───── GIVEN DATA

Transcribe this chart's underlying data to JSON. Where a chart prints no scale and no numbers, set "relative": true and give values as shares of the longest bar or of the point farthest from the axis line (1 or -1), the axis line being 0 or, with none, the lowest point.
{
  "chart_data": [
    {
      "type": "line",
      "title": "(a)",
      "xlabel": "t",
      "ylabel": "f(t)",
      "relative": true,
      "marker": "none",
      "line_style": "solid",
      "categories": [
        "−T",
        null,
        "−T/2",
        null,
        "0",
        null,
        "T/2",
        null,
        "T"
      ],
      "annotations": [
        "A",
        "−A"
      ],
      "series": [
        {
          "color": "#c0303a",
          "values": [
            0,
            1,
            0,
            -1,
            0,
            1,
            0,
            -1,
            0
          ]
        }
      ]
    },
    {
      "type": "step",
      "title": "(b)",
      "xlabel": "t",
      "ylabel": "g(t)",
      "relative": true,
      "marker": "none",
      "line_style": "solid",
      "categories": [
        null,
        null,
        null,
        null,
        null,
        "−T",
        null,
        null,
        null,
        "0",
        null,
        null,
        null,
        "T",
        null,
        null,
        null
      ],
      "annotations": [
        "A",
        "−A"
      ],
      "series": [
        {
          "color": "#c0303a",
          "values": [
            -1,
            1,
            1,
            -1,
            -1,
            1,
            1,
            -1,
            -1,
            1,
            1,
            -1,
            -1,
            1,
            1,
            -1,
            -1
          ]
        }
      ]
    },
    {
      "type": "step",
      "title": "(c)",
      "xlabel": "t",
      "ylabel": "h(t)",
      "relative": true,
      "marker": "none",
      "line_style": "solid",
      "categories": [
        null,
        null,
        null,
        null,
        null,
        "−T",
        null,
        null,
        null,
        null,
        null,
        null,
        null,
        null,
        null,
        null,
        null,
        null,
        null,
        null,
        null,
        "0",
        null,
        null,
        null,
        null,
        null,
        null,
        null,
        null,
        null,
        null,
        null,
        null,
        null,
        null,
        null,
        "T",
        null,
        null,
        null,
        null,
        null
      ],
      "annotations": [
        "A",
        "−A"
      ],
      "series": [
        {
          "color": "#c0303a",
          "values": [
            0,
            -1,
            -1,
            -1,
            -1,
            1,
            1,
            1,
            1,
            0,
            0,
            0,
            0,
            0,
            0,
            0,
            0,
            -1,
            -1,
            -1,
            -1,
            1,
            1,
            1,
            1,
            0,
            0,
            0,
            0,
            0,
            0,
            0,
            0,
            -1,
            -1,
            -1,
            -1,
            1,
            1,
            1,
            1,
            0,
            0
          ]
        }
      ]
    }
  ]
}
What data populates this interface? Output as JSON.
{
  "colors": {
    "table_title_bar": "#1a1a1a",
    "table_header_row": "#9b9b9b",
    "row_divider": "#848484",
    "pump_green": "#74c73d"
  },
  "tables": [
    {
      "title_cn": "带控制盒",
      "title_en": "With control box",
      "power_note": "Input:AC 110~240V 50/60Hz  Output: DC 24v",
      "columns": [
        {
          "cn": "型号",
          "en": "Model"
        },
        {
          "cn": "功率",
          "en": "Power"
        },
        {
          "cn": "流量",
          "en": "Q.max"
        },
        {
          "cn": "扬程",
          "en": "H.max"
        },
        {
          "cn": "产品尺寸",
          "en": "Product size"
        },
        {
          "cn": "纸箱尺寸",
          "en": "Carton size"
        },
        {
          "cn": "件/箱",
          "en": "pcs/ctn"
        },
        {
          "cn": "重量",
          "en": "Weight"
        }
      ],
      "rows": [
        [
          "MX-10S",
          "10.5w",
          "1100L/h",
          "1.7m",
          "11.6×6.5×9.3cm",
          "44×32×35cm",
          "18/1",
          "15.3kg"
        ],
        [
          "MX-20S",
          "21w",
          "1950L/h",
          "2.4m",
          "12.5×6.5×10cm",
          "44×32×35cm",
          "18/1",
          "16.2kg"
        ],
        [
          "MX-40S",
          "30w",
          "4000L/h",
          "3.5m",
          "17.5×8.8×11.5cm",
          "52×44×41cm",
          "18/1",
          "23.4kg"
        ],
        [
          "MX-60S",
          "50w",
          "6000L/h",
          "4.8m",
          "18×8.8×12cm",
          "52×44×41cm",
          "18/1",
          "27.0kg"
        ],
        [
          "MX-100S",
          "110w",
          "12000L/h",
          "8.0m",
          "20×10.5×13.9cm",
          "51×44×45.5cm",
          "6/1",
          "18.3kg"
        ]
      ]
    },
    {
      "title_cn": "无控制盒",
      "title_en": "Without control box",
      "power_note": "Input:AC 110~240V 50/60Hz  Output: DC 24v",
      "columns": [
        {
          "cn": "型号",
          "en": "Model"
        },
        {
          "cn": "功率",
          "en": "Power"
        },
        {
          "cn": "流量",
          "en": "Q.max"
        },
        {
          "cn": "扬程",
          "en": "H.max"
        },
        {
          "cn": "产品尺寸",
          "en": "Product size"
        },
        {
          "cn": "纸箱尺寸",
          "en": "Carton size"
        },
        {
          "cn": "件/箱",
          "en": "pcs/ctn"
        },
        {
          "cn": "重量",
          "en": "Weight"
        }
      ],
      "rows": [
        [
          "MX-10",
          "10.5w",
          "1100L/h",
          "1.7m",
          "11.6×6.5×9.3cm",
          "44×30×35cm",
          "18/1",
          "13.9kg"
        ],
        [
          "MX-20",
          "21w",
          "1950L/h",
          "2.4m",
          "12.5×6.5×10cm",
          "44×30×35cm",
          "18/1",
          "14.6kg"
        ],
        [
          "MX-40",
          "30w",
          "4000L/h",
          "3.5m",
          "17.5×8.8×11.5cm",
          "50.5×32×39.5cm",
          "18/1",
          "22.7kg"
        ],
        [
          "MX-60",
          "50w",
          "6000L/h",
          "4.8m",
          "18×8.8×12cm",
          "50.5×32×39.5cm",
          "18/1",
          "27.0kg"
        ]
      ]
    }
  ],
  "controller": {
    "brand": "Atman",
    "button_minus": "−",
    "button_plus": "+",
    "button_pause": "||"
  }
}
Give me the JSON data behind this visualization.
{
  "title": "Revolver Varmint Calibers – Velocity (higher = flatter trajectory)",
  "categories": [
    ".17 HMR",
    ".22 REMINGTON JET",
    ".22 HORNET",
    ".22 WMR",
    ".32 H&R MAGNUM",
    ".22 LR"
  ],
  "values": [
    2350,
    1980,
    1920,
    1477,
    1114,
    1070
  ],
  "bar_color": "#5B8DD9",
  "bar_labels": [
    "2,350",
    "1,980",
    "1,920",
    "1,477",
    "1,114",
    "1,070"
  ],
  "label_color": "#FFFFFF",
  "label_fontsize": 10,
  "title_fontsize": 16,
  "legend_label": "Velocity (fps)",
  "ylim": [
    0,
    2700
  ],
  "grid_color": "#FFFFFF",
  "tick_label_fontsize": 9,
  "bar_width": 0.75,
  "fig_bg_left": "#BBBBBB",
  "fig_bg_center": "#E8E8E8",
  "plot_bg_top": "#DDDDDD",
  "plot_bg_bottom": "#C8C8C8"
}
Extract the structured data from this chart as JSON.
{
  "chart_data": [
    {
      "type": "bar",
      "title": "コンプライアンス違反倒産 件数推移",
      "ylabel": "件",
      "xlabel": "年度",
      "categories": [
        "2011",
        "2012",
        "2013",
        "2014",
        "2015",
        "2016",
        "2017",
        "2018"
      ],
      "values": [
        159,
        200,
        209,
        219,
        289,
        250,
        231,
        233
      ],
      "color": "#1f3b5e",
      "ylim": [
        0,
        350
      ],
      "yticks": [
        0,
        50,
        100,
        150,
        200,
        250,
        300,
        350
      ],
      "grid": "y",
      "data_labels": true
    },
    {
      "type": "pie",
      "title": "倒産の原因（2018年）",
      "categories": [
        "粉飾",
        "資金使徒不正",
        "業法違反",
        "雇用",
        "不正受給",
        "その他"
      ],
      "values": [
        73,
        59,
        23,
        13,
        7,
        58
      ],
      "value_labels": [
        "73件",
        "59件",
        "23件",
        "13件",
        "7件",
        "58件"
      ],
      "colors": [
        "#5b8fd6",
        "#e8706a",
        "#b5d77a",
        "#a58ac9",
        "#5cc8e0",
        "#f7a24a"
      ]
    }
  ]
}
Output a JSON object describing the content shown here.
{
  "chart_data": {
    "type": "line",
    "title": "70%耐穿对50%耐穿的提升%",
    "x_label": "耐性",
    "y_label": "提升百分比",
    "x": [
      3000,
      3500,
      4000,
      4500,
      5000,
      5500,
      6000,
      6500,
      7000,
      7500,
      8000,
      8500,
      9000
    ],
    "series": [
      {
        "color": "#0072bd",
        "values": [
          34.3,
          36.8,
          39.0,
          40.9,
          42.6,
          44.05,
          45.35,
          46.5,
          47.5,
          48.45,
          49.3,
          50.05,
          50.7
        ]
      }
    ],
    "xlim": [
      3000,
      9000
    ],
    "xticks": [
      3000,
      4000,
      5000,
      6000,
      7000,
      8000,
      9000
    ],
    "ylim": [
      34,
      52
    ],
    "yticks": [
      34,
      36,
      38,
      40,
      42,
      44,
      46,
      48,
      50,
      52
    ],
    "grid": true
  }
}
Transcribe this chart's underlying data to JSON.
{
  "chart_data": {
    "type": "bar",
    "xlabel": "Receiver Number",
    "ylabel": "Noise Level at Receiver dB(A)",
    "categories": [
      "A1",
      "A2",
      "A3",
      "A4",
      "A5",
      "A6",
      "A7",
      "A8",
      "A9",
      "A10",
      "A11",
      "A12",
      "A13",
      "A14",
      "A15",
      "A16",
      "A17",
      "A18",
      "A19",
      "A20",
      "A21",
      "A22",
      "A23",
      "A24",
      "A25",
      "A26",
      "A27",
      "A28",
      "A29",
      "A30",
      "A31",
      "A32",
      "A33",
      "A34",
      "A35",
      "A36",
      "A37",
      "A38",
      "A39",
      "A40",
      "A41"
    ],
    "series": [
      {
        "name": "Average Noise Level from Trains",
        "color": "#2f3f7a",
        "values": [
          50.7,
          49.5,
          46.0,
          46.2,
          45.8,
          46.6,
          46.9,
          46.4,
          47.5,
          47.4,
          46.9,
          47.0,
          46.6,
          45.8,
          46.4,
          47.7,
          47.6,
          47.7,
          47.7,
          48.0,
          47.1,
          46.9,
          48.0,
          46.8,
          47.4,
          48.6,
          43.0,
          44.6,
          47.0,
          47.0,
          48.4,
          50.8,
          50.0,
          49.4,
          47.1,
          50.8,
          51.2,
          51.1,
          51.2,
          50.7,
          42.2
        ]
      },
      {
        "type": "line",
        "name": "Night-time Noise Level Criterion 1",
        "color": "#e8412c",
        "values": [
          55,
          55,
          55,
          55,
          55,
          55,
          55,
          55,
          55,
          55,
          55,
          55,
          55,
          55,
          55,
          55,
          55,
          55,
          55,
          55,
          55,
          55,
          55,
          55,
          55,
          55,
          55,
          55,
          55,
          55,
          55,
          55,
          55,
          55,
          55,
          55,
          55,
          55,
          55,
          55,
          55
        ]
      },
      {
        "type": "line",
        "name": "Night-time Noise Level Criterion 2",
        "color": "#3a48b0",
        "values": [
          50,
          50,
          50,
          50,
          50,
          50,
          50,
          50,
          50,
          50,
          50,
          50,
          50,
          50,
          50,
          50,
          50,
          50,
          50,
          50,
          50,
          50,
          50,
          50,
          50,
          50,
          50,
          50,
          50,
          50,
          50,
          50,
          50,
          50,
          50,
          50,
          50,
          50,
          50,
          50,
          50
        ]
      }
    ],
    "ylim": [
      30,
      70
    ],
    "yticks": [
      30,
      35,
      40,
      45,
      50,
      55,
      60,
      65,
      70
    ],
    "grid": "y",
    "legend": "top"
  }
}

──────────

### TASK INSTRUCTIONS
Tell how many lines in the material contain the word "Receiver". Only the number is wanted.

### PROBLEM SOLUTION
2